Written exercise
Find the lines of data that contain the string "Signal", then list them.

Dataset records

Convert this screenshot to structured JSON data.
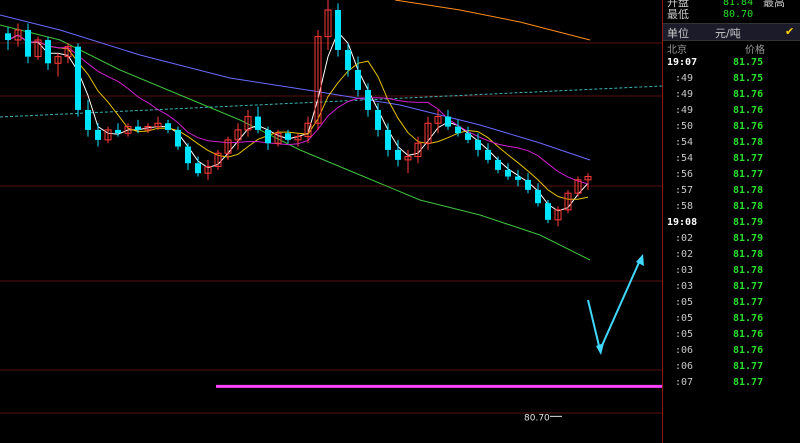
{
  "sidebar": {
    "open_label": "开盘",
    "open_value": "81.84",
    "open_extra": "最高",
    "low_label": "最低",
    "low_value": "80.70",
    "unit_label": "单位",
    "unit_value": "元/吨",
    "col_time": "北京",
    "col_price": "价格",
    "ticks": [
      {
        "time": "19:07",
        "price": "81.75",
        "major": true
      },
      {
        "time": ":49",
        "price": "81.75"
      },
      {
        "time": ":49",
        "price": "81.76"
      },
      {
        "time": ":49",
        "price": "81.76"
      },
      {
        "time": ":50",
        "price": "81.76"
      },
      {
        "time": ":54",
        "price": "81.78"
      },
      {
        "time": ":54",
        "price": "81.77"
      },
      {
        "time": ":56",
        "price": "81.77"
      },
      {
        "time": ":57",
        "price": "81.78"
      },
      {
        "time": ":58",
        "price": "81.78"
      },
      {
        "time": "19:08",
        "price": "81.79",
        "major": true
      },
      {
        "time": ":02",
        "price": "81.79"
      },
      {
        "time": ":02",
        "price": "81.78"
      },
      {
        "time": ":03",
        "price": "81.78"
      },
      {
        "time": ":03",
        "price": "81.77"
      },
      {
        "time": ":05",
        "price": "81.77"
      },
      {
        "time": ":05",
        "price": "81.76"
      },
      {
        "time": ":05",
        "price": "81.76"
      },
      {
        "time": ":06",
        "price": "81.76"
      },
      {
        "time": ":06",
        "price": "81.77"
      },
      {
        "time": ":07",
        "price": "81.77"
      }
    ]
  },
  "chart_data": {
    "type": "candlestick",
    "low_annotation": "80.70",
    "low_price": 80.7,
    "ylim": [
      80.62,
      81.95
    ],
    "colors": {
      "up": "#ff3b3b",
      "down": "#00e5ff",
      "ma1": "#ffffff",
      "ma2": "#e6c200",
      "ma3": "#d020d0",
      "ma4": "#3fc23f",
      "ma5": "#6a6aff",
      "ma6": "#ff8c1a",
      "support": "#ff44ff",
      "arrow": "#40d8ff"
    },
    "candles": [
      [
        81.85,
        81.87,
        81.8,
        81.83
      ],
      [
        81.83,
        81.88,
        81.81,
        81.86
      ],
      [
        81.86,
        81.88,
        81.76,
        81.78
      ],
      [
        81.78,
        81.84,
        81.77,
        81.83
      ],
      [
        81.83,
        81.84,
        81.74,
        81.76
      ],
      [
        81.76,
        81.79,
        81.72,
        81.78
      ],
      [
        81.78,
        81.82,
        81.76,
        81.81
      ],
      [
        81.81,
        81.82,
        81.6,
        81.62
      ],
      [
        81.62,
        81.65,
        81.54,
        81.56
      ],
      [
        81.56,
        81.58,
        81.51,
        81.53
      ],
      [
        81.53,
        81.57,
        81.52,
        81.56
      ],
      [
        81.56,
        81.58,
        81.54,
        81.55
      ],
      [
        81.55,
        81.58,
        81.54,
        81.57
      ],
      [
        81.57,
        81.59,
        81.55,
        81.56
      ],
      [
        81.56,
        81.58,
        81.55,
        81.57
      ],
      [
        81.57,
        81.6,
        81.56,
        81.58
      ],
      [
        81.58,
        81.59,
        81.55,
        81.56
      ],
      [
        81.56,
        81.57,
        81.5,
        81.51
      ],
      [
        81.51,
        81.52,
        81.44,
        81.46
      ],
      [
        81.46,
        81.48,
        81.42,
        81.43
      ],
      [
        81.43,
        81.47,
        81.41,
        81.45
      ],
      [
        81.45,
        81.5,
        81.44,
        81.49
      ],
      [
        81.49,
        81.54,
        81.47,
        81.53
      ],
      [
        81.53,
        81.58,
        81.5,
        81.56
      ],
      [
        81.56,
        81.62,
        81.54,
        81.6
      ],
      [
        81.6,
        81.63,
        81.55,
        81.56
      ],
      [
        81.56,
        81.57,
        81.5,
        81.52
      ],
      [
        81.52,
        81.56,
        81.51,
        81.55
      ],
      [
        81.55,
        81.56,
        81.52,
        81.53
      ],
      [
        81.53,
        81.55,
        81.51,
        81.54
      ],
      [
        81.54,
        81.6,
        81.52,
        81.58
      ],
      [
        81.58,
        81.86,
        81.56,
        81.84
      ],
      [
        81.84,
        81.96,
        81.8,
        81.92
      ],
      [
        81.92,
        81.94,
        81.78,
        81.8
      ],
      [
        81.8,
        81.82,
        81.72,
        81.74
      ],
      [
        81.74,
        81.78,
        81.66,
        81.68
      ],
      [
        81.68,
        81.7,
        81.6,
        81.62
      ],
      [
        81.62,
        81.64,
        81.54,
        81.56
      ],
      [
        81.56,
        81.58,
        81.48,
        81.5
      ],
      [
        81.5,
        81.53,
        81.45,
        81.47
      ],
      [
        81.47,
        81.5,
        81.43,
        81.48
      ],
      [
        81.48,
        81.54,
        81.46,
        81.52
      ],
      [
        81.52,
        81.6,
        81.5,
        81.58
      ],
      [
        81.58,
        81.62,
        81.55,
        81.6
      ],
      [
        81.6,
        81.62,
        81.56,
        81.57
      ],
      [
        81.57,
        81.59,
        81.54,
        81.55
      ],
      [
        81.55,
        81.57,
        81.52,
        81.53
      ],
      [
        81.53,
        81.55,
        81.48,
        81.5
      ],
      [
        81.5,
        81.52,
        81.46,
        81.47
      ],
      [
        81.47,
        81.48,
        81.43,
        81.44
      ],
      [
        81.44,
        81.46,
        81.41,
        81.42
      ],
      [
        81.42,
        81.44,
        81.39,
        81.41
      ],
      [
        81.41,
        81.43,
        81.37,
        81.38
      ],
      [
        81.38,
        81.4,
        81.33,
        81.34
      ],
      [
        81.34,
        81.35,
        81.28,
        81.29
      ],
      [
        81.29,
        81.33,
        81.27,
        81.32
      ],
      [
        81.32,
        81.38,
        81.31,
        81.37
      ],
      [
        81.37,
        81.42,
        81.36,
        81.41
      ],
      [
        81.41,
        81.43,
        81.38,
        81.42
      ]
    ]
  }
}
* * *
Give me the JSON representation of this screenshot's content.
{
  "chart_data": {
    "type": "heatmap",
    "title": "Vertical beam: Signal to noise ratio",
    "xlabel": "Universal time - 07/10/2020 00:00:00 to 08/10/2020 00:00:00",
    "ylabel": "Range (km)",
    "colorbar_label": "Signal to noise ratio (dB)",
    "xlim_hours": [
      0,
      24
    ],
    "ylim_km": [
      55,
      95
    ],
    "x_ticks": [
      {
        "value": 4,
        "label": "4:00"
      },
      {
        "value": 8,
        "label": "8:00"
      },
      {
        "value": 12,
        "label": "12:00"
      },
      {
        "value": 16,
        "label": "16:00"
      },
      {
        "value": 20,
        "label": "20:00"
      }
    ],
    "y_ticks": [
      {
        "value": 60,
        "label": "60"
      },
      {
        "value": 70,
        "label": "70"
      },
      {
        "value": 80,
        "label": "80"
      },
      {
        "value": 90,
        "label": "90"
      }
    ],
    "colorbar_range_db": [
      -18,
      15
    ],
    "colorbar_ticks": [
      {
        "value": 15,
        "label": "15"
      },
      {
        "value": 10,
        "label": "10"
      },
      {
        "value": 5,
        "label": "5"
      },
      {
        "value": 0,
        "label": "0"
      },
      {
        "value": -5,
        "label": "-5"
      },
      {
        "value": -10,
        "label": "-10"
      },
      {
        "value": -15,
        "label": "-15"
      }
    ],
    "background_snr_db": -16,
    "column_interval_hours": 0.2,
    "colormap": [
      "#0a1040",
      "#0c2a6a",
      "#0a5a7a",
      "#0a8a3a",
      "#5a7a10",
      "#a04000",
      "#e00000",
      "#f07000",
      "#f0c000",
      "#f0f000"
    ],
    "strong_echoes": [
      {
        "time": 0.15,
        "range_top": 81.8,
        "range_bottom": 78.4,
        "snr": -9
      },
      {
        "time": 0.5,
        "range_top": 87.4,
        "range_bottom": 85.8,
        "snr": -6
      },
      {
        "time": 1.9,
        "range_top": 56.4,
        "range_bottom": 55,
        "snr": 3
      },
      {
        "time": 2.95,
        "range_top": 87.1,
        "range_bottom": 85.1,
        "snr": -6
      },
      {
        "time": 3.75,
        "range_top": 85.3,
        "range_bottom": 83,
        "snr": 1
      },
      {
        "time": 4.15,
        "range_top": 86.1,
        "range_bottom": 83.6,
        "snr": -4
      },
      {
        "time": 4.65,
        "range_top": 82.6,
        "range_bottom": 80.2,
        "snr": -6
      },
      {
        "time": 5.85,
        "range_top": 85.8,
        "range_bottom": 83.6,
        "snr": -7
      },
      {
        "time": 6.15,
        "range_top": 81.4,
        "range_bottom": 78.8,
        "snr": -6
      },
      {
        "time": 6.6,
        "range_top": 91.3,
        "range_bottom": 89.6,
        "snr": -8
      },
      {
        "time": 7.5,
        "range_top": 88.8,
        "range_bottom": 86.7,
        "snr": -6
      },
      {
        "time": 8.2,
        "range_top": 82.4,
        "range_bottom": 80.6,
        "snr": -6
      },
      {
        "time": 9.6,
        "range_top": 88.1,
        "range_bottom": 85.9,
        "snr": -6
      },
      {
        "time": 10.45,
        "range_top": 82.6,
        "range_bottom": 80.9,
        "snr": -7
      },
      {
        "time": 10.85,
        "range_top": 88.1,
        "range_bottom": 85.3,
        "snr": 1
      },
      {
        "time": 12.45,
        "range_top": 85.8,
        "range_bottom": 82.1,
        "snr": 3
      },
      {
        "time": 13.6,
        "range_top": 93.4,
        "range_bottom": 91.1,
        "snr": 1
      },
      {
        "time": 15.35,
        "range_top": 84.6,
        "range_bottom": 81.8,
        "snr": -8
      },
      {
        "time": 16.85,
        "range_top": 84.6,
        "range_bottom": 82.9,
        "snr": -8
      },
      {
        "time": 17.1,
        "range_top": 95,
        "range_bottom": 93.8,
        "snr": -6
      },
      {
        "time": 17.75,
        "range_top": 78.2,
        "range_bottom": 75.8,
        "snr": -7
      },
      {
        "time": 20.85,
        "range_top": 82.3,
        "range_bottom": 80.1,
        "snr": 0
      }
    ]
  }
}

Solution to the exercise
    "title": "Vertical beam: Signal to noise ratio",
    "colorbar_label": "Signal to noise ratio (dB)",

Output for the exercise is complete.